Materials provided:
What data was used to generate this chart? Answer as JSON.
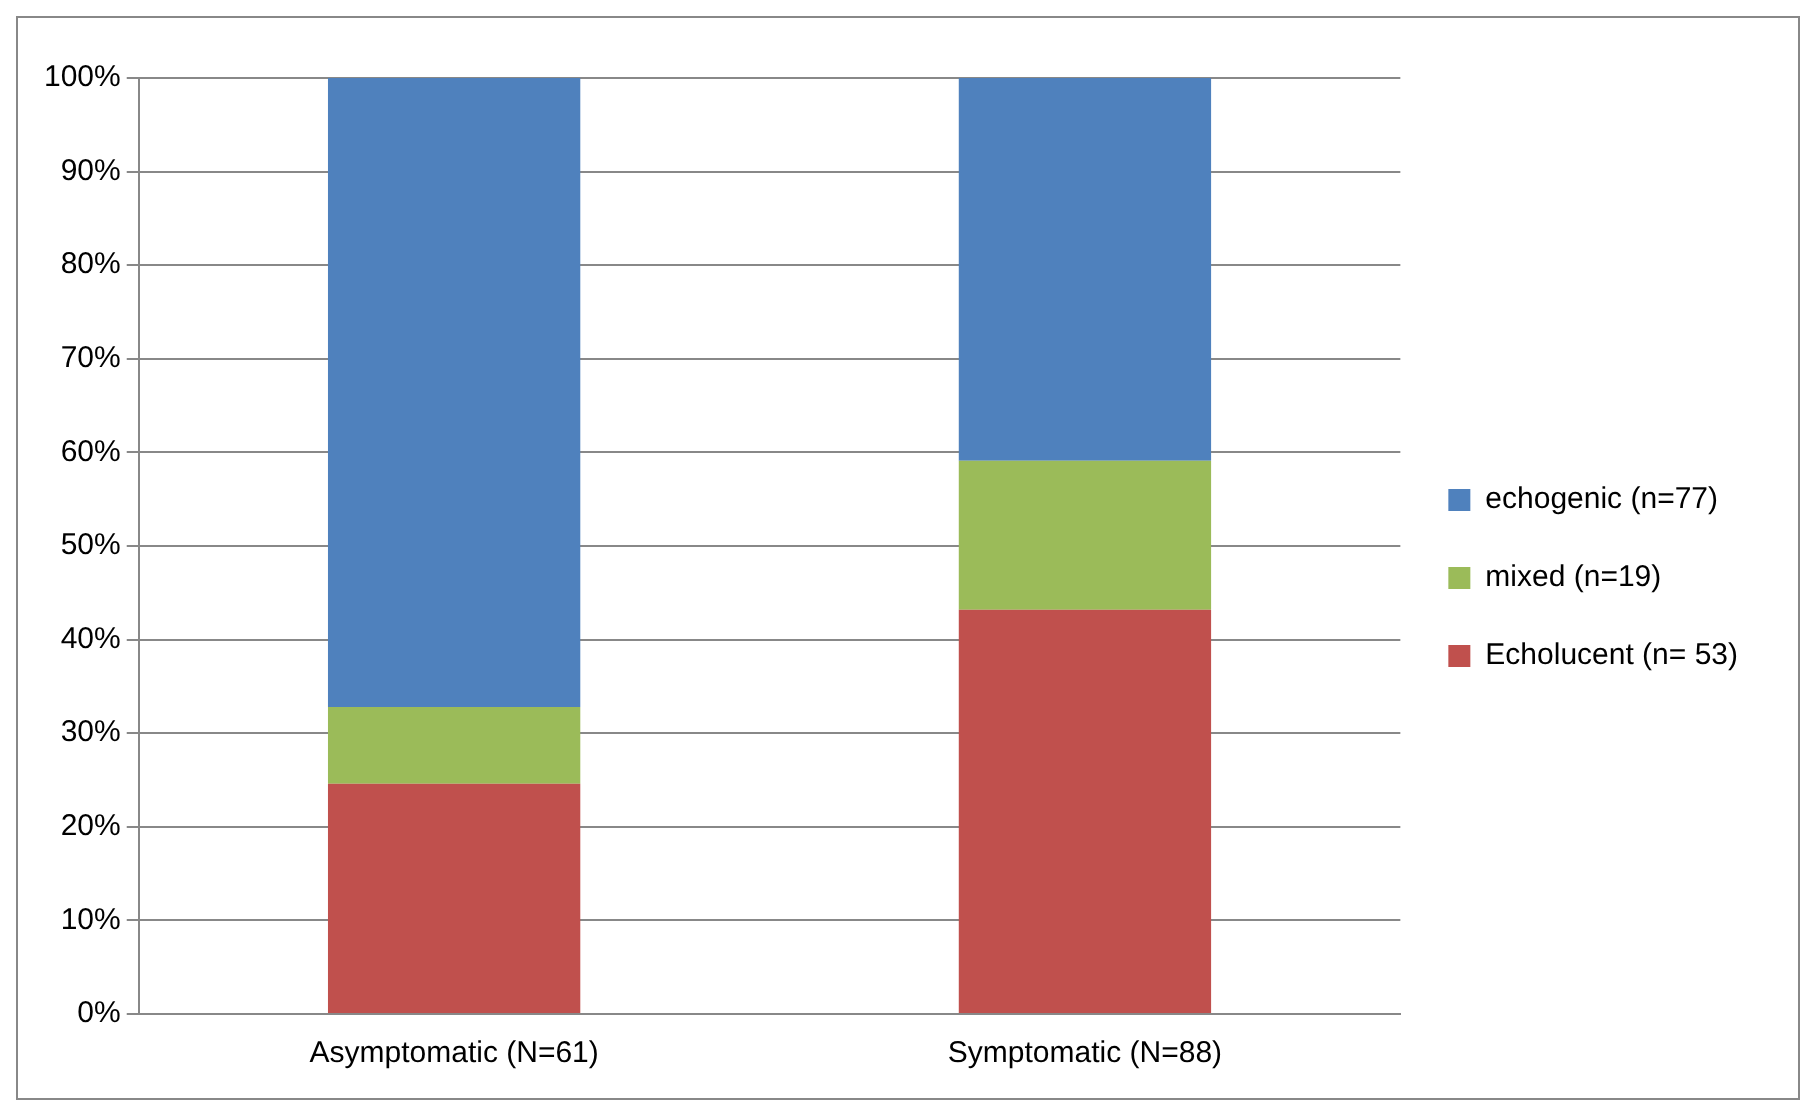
{
  "chart_data": {
    "type": "bar",
    "stacked": true,
    "categories": [
      "Asymptomatic (N=61)",
      "Symptomatic (N=88)"
    ],
    "series": [
      {
        "name": "Echolucent (n= 53)",
        "color": "#c0504d",
        "values": [
          24.6,
          43.2
        ]
      },
      {
        "name": "mixed (n=19)",
        "color": "#9bbb59",
        "values": [
          8.2,
          15.9
        ]
      },
      {
        "name": "echogenic (n=77)",
        "color": "#4f81bd",
        "values": [
          67.2,
          40.9
        ]
      }
    ],
    "ylim": [
      0,
      100
    ],
    "yticks": [
      {
        "value": 0,
        "label": "0%"
      },
      {
        "value": 10,
        "label": "10%"
      },
      {
        "value": 20,
        "label": "20%"
      },
      {
        "value": 30,
        "label": "30%"
      },
      {
        "value": 40,
        "label": "40%"
      },
      {
        "value": 50,
        "label": "50%"
      },
      {
        "value": 60,
        "label": "60%"
      },
      {
        "value": 70,
        "label": "70%"
      },
      {
        "value": 80,
        "label": "80%"
      },
      {
        "value": 90,
        "label": "90%"
      },
      {
        "value": 100,
        "label": "100%"
      }
    ],
    "grid": "y",
    "legend": "right"
  }
}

Task details: List every line above that contains the word "name".

The output:
        "name": "Echolucent (n= 53)",
        "name": "mixed (n=19)",
        "name": "echogenic (n=77)",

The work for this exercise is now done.